Check each line of the records below and collect those that include the word "FFFFFF".
-- Start of Listed entries --
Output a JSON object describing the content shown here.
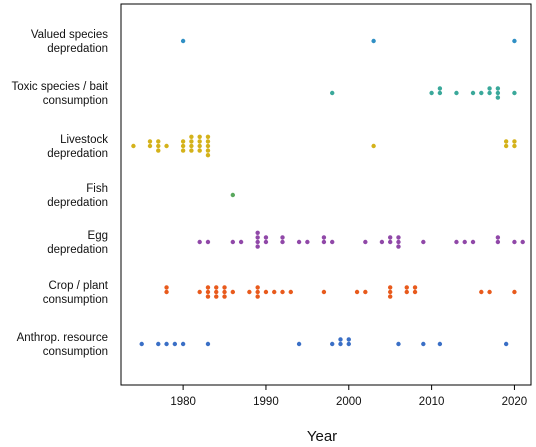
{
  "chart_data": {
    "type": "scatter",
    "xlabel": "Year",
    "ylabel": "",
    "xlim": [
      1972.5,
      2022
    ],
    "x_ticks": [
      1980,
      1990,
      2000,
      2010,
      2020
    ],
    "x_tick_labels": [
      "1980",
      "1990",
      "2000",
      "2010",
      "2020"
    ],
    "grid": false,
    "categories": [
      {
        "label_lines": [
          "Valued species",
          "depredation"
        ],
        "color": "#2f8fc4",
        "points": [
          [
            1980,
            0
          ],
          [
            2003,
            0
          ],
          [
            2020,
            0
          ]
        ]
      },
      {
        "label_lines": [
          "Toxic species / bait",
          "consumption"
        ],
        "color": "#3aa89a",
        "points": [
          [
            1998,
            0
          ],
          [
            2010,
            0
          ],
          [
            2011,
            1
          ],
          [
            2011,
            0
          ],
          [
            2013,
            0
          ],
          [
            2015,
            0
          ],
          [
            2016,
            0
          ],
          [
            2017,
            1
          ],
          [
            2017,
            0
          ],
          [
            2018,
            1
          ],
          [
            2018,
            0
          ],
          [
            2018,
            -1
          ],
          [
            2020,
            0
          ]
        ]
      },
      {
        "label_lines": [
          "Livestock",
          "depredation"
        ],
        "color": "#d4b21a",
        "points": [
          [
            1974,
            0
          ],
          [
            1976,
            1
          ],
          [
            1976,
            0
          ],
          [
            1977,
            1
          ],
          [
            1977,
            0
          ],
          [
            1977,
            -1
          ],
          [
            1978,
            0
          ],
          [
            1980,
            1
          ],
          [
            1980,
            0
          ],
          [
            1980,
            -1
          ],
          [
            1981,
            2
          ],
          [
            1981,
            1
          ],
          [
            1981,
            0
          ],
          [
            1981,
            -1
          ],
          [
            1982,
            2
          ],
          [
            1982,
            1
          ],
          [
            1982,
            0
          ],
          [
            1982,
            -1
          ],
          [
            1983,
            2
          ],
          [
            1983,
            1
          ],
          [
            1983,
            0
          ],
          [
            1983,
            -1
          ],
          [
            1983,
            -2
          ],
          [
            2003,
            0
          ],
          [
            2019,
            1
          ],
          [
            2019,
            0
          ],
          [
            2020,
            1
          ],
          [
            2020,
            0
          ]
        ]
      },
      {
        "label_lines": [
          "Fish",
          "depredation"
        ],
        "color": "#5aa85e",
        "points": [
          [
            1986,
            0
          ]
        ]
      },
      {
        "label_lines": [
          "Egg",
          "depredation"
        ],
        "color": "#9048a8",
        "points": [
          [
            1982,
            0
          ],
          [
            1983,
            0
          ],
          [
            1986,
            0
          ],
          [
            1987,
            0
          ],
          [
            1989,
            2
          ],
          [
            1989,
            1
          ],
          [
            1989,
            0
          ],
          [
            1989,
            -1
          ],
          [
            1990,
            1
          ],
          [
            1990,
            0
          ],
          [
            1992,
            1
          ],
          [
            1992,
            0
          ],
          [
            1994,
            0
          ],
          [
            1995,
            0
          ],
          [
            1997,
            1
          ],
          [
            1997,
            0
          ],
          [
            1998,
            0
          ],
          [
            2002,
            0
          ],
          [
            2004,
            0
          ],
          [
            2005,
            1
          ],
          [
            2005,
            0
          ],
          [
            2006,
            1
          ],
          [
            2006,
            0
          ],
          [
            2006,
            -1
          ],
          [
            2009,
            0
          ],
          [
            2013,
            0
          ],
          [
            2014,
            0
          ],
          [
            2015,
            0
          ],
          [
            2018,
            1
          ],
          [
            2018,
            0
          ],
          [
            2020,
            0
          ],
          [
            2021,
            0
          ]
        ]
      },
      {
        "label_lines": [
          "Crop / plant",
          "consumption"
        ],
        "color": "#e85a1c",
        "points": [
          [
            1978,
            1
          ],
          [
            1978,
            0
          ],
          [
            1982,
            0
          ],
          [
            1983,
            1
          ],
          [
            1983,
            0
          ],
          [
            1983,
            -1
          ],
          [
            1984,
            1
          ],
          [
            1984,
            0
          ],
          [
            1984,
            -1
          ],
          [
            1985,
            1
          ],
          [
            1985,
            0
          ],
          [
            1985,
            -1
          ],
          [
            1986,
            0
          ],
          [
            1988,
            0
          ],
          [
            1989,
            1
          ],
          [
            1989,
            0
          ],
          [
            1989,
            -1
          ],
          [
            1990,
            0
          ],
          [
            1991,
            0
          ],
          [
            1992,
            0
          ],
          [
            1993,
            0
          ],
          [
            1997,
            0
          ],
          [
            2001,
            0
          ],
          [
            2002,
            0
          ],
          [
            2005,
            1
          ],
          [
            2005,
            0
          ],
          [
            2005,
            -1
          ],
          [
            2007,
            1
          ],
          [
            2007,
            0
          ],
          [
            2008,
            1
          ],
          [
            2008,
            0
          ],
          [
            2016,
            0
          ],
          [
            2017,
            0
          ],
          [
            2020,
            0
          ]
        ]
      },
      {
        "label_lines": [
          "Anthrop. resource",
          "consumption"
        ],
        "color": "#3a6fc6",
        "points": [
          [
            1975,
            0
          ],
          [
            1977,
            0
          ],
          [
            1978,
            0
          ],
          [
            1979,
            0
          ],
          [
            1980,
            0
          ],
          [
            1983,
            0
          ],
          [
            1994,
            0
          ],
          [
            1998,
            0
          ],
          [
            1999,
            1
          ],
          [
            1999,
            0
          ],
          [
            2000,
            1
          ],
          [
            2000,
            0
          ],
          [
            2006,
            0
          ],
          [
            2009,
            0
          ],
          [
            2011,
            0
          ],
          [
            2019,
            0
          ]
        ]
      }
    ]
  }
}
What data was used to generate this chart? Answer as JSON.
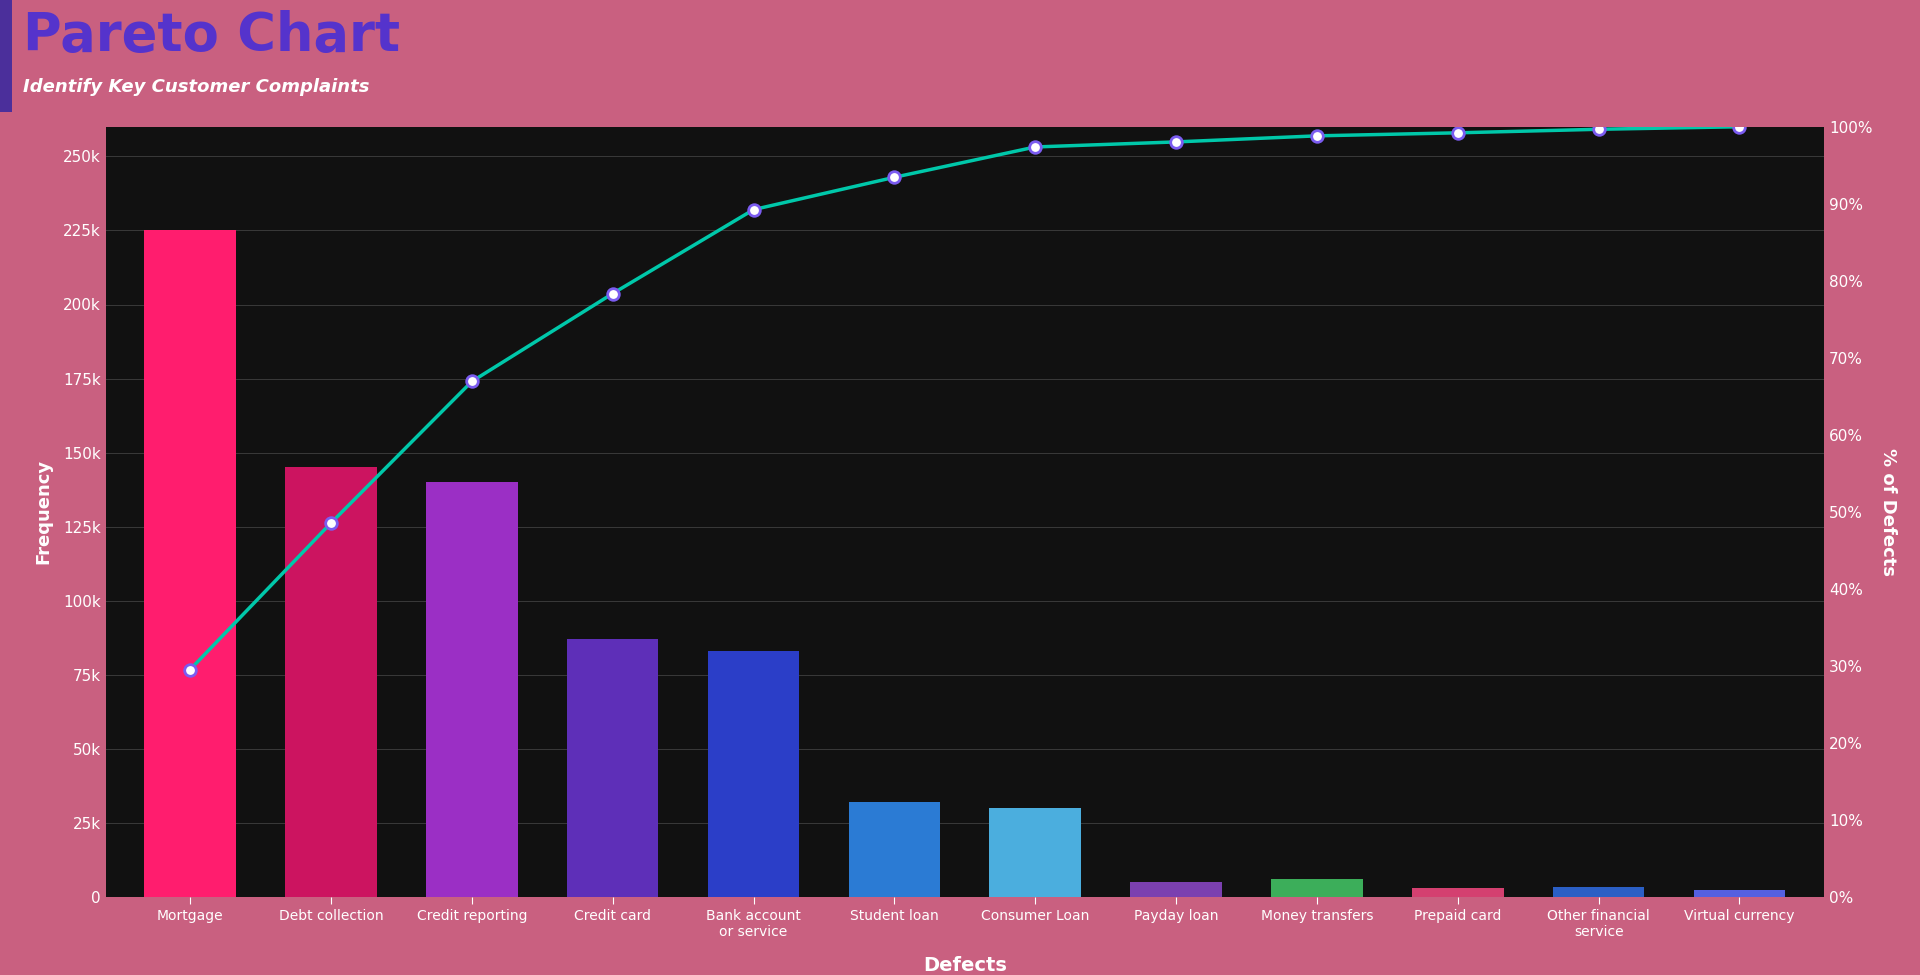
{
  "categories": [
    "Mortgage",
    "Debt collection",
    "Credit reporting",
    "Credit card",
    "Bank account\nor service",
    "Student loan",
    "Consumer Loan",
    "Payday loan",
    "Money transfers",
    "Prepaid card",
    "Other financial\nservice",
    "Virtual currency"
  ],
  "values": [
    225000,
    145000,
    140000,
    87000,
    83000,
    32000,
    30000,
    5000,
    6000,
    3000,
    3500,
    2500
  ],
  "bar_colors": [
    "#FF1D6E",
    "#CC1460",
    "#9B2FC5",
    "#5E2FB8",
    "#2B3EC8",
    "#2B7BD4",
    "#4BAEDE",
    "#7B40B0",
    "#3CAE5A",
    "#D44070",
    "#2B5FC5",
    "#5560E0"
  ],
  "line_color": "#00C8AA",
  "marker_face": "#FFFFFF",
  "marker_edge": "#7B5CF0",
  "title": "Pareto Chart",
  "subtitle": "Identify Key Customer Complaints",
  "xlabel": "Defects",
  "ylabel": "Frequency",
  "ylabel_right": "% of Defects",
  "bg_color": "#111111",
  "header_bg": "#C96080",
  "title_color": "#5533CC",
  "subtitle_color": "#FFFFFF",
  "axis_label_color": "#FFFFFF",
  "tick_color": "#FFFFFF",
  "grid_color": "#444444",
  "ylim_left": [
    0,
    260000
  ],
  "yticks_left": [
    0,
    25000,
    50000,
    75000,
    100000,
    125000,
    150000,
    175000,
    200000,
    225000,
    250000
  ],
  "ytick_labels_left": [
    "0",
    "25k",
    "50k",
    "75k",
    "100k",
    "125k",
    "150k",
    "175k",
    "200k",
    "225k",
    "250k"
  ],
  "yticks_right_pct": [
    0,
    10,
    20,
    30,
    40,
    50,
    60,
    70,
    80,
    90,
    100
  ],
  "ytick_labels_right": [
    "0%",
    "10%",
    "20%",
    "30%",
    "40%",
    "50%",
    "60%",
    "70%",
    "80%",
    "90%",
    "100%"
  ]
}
-- End of Listed entries --
-- Start of Listed entries --
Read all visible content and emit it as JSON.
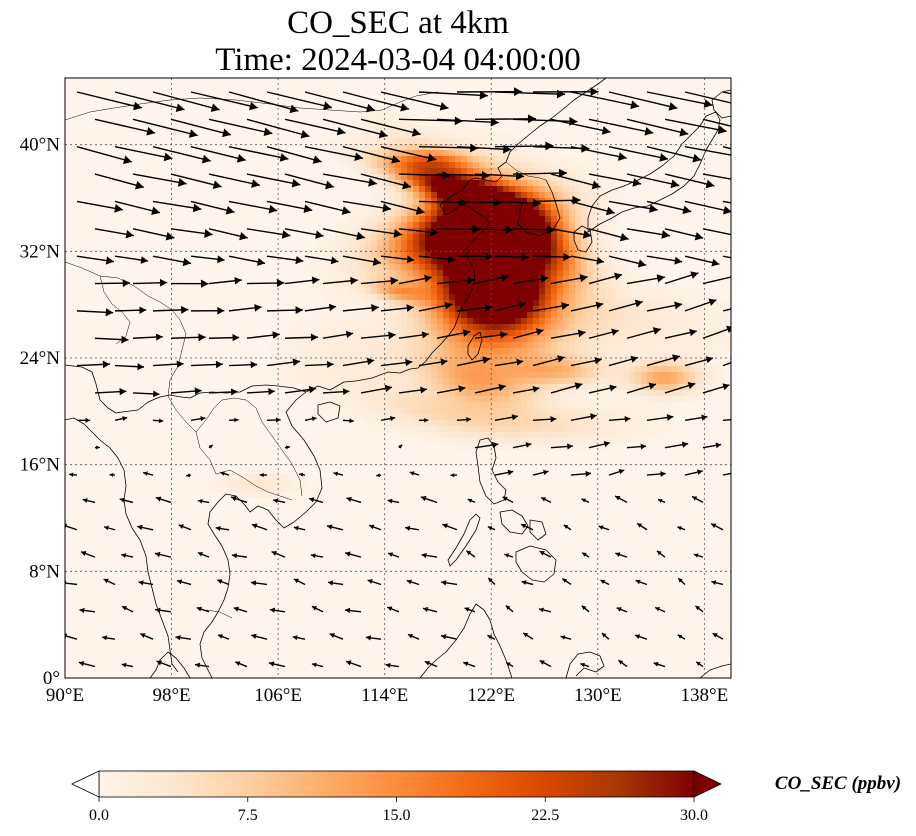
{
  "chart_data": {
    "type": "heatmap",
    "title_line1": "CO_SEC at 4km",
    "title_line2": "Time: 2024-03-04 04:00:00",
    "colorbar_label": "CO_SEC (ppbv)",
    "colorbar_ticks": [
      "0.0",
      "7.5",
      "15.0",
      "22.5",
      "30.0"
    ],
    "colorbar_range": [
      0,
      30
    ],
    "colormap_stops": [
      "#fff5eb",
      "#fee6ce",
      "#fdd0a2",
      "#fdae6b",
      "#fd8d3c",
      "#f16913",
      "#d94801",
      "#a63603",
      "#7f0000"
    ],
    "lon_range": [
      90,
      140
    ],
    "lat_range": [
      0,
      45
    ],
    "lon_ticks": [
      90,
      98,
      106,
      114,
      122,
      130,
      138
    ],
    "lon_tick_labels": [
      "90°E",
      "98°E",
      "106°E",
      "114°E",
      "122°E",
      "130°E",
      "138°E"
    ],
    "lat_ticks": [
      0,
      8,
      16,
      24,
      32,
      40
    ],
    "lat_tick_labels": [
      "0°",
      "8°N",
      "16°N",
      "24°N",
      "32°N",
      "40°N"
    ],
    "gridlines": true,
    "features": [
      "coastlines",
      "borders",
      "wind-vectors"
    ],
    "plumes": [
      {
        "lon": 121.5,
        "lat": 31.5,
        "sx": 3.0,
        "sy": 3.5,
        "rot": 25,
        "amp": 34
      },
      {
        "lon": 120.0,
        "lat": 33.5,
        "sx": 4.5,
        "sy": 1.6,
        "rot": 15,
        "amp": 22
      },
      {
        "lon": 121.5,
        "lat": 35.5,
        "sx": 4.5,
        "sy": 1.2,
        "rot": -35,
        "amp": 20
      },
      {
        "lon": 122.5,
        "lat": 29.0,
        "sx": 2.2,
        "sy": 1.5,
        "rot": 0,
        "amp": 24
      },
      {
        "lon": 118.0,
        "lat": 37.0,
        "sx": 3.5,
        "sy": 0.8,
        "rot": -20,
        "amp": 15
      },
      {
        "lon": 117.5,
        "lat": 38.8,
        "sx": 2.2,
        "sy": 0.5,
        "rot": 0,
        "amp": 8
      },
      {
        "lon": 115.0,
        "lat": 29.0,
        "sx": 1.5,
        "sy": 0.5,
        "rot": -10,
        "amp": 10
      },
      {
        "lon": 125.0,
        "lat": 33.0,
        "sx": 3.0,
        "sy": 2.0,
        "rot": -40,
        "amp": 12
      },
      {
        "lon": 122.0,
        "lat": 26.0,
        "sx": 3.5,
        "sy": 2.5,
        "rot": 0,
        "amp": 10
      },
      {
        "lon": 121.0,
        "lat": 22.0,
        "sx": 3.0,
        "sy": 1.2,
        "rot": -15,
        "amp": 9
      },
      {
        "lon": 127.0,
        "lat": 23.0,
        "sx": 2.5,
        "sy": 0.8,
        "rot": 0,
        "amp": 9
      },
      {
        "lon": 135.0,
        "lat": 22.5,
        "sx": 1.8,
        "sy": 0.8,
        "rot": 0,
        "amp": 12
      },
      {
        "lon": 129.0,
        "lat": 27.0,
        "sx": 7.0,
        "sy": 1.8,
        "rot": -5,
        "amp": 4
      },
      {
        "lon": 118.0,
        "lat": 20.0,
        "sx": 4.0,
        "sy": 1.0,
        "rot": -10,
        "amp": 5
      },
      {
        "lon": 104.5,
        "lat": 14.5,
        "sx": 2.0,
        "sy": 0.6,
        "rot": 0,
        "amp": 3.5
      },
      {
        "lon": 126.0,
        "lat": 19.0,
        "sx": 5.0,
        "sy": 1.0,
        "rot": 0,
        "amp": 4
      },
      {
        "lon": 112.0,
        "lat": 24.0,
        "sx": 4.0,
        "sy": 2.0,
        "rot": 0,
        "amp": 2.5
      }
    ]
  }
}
-- End of Listed entries --
- _Response to this exercise_
  "marker_face": "#FFFFFF",
  "subtitle_color": "#FFFFFF",
  "axis_label_color": "#FFFFFF",
  "tick_color": "#FFFFFF",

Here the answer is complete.